• GOAL OF THE EXERCISE
Pull out every line with the word "less".

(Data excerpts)
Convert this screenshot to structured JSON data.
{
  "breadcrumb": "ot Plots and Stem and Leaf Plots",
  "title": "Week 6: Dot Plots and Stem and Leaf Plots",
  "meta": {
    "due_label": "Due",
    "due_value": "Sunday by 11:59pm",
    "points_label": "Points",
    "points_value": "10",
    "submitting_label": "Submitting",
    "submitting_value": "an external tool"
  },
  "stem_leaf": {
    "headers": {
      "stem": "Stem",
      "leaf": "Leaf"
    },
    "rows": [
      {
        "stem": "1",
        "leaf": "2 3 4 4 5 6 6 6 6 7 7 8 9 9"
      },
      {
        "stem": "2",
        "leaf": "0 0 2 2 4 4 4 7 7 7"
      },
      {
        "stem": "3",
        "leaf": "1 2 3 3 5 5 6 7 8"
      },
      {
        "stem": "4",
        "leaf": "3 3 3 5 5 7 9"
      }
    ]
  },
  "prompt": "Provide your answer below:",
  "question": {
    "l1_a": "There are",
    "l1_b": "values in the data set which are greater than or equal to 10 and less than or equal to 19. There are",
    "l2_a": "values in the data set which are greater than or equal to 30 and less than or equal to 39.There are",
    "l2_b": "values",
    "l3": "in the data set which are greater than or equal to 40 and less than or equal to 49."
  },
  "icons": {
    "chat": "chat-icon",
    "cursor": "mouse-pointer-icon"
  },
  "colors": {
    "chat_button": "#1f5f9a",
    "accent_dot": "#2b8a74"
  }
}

• OUTPUT OF THE EXERCISE
    "l1_b": "values in the data set which are greater than or equal to 10 and less than or equal to 19. There are",
    "l2_a": "values in the data set which are greater than or equal to 30 and less than or equal to 39.There are",
    "l3": "in the data set which are greater than or equal to 40 and less than or equal to 49."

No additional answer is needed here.